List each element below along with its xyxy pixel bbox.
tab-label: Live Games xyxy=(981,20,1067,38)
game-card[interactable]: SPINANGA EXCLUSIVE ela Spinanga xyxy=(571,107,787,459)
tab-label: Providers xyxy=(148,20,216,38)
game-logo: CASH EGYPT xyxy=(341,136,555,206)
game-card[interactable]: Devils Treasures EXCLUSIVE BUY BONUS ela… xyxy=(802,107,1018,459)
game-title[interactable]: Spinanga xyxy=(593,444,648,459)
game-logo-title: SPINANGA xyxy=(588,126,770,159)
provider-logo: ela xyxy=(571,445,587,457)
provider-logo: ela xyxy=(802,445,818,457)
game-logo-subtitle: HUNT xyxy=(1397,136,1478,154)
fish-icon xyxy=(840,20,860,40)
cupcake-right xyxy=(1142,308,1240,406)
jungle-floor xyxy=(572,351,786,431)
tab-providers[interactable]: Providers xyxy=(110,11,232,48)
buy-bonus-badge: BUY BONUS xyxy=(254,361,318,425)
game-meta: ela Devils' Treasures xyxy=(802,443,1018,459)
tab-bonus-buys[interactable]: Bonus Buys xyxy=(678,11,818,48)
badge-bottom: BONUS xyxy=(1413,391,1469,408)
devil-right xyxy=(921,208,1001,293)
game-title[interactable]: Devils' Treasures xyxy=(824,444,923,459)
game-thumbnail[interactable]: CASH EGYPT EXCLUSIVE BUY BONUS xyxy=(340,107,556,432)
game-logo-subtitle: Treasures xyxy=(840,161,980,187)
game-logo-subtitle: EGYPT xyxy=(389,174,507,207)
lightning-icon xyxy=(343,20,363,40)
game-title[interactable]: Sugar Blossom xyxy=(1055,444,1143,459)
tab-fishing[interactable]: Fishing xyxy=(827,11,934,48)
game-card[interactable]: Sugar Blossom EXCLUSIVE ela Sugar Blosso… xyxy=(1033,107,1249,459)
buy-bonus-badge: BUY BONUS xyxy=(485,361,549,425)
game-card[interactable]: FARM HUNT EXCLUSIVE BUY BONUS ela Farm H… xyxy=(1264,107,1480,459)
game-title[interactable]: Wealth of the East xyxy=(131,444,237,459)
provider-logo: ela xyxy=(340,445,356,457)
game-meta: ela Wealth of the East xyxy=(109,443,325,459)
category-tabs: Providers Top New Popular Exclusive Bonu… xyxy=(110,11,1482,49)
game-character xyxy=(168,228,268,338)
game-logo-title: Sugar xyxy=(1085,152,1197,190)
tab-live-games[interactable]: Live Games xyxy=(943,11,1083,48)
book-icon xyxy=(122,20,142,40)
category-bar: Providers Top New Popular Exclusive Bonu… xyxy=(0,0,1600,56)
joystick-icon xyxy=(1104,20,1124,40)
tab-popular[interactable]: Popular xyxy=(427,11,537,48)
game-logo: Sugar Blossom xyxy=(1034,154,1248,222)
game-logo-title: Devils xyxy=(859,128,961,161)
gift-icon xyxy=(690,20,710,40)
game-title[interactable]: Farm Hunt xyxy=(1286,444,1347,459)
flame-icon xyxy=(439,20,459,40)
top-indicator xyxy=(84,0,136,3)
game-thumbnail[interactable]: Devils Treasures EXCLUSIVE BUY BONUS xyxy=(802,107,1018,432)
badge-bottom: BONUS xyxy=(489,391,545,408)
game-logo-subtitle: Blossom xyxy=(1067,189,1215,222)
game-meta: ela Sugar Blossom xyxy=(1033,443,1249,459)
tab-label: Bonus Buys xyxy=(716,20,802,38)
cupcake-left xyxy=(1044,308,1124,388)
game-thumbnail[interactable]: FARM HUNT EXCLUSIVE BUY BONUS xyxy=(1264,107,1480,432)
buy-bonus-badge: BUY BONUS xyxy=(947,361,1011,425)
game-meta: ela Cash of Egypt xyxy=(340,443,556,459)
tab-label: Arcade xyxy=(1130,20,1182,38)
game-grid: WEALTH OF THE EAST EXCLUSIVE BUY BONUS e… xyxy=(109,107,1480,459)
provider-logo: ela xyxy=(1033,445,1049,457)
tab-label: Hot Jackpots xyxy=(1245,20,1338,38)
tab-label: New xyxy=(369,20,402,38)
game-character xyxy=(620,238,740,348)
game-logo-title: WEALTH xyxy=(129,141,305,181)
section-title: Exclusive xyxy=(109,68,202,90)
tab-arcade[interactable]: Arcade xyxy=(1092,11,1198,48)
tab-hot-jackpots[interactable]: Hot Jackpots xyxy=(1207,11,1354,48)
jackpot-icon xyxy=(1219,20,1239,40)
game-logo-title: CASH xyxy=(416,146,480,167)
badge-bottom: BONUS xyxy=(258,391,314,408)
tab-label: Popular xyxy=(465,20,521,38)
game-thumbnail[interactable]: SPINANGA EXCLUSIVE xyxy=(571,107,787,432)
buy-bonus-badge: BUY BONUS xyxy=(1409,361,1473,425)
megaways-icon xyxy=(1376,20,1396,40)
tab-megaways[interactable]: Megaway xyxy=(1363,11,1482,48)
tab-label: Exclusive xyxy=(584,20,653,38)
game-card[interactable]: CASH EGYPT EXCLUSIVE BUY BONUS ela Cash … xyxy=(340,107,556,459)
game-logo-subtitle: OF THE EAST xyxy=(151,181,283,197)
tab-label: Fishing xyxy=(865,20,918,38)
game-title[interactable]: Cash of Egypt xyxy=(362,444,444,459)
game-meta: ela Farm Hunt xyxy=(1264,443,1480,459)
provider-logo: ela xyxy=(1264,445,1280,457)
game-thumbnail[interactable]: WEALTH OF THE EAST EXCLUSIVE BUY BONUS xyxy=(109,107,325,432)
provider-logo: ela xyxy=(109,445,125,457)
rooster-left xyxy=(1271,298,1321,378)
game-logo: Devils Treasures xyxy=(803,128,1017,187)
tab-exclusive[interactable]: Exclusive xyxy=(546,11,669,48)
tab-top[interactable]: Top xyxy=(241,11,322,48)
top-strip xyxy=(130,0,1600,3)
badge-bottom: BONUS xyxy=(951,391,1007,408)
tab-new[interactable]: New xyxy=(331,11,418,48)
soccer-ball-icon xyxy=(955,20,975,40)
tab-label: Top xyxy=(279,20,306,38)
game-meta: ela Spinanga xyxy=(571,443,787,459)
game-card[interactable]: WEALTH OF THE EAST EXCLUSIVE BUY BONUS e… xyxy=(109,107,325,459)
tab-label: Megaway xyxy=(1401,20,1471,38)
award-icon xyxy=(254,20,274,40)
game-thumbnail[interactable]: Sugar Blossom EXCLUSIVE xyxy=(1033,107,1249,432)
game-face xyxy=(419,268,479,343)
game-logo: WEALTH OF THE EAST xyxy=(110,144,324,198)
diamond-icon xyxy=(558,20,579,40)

════

Stated problem: Please copy the rows above word for word.

Answer to the exercise:
List each element below along with its xyxy pixel bbox.
tab-label: Live Games xyxy=(981,20,1067,38)
game-card[interactable]: SPINANGA EXCLUSIVE ela Spinanga xyxy=(571,107,787,459)
tab-label: Providers xyxy=(148,20,216,38)
game-logo: CASH EGYPT xyxy=(341,136,555,206)
game-card[interactable]: Devils Treasures EXCLUSIVE BUY BONUS ela… xyxy=(802,107,1018,459)
game-title[interactable]: Spinanga xyxy=(593,444,648,459)
game-logo-title: SPINANGA xyxy=(588,126,770,159)
provider-logo: ela xyxy=(571,445,587,457)
provider-logo: ela xyxy=(802,445,818,457)
game-logo-subtitle: HUNT xyxy=(1397,136,1478,154)
fish-icon xyxy=(840,20,860,40)
cupcake-right xyxy=(1142,308,1240,406)
jungle-floor xyxy=(572,351,786,431)
tab-providers[interactable]: Providers xyxy=(110,11,232,48)
buy-bonus-badge: BUY BONUS xyxy=(254,361,318,425)
game-meta: ela Devils' Treasures xyxy=(802,443,1018,459)
tab-bonus-buys[interactable]: Bonus Buys xyxy=(678,11,818,48)
badge-bottom: BONUS xyxy=(1413,391,1469,408)
devil-right xyxy=(921,208,1001,293)
game-title[interactable]: Devils' Treasures xyxy=(824,444,923,459)
game-thumbnail[interactable]: CASH EGYPT EXCLUSIVE BUY BONUS xyxy=(340,107,556,432)
game-logo-subtitle: Treasures xyxy=(840,161,980,187)
game-logo-subtitle: EGYPT xyxy=(389,174,507,207)
lightning-icon xyxy=(343,20,363,40)
game-title[interactable]: Sugar Blossom xyxy=(1055,444,1143,459)
tab-fishing[interactable]: Fishing xyxy=(827,11,934,48)
game-card[interactable]: Sugar Blossom EXCLUSIVE ela Sugar Blosso… xyxy=(1033,107,1249,459)
buy-bonus-badge: BUY BONUS xyxy=(485,361,549,425)
game-card[interactable]: FARM HUNT EXCLUSIVE BUY BONUS ela Farm H… xyxy=(1264,107,1480,459)
game-title[interactable]: Wealth of the East xyxy=(131,444,237,459)
provider-logo: ela xyxy=(340,445,356,457)
game-meta: ela Wealth of the East xyxy=(109,443,325,459)
category-tabs: Providers Top New Popular Exclusive Bonu… xyxy=(110,11,1482,49)
game-character xyxy=(168,228,268,338)
game-logo-title: Sugar xyxy=(1085,152,1197,190)
tab-live-games[interactable]: Live Games xyxy=(943,11,1083,48)
book-icon xyxy=(122,20,142,40)
category-bar: Providers Top New Popular Exclusive Bonu… xyxy=(0,0,1600,56)
joystick-icon xyxy=(1104,20,1124,40)
tab-popular[interactable]: Popular xyxy=(427,11,537,48)
game-logo: Sugar Blossom xyxy=(1034,154,1248,222)
game-logo-title: Devils xyxy=(859,128,961,161)
gift-icon xyxy=(690,20,710,40)
game-title[interactable]: Farm Hunt xyxy=(1286,444,1347,459)
flame-icon xyxy=(439,20,459,40)
top-indicator xyxy=(84,0,136,3)
game-thumbnail[interactable]: Devils Treasures EXCLUSIVE BUY BONUS xyxy=(802,107,1018,432)
badge-bottom: BONUS xyxy=(489,391,545,408)
game-logo-subtitle: Blossom xyxy=(1067,189,1215,222)
game-meta: ela Sugar Blossom xyxy=(1033,443,1249,459)
tab-label: Bonus Buys xyxy=(716,20,802,38)
cupcake-left xyxy=(1044,308,1124,388)
game-thumbnail[interactable]: FARM HUNT EXCLUSIVE BUY BONUS xyxy=(1264,107,1480,432)
buy-bonus-badge: BUY BONUS xyxy=(947,361,1011,425)
game-meta: ela Cash of Egypt xyxy=(340,443,556,459)
tab-label: Arcade xyxy=(1130,20,1182,38)
game-grid: WEALTH OF THE EAST EXCLUSIVE BUY BONUS e… xyxy=(109,107,1480,459)
provider-logo: ela xyxy=(1033,445,1049,457)
tab-label: Hot Jackpots xyxy=(1245,20,1338,38)
tab-label: New xyxy=(369,20,402,38)
game-character xyxy=(620,238,740,348)
game-logo-title: WEALTH xyxy=(129,141,305,181)
section-title: Exclusive xyxy=(109,68,202,90)
tab-arcade[interactable]: Arcade xyxy=(1092,11,1198,48)
tab-hot-jackpots[interactable]: Hot Jackpots xyxy=(1207,11,1354,48)
jackpot-icon xyxy=(1219,20,1239,40)
game-logo-title: CASH xyxy=(416,146,480,167)
badge-bottom: BONUS xyxy=(258,391,314,408)
tab-label: Popular xyxy=(465,20,521,38)
game-thumbnail[interactable]: SPINANGA EXCLUSIVE xyxy=(571,107,787,432)
buy-bonus-badge: BUY BONUS xyxy=(1409,361,1473,425)
megaways-icon xyxy=(1376,20,1396,40)
tab-megaways[interactable]: Megaway xyxy=(1363,11,1482,48)
tab-label: Exclusive xyxy=(584,20,653,38)
game-card[interactable]: CASH EGYPT EXCLUSIVE BUY BONUS ela Cash … xyxy=(340,107,556,459)
game-logo-subtitle: OF THE EAST xyxy=(151,181,283,197)
tab-label: Fishing xyxy=(865,20,918,38)
game-title[interactable]: Cash of Egypt xyxy=(362,444,444,459)
game-meta: ela Farm Hunt xyxy=(1264,443,1480,459)
provider-logo: ela xyxy=(1264,445,1280,457)
game-thumbnail[interactable]: WEALTH OF THE EAST EXCLUSIVE BUY BONUS xyxy=(109,107,325,432)
provider-logo: ela xyxy=(109,445,125,457)
rooster-left xyxy=(1271,298,1321,378)
game-logo: Devils Treasures xyxy=(803,128,1017,187)
tab-exclusive[interactable]: Exclusive xyxy=(546,11,669,48)
tab-top[interactable]: Top xyxy=(241,11,322,48)
top-strip xyxy=(130,0,1600,3)
badge-bottom: BONUS xyxy=(951,391,1007,408)
tab-new[interactable]: New xyxy=(331,11,418,48)
soccer-ball-icon xyxy=(955,20,975,40)
tab-label: Top xyxy=(279,20,306,38)
game-meta: ela Spinanga xyxy=(571,443,787,459)
game-card[interactable]: WEALTH OF THE EAST EXCLUSIVE BUY BONUS e… xyxy=(109,107,325,459)
tab-label: Megaway xyxy=(1401,20,1471,38)
award-icon xyxy=(254,20,274,40)
game-thumbnail[interactable]: Sugar Blossom EXCLUSIVE xyxy=(1033,107,1249,432)
game-face xyxy=(419,268,479,343)
game-logo: WEALTH OF THE EAST xyxy=(110,144,324,198)
diamond-icon xyxy=(558,20,579,40)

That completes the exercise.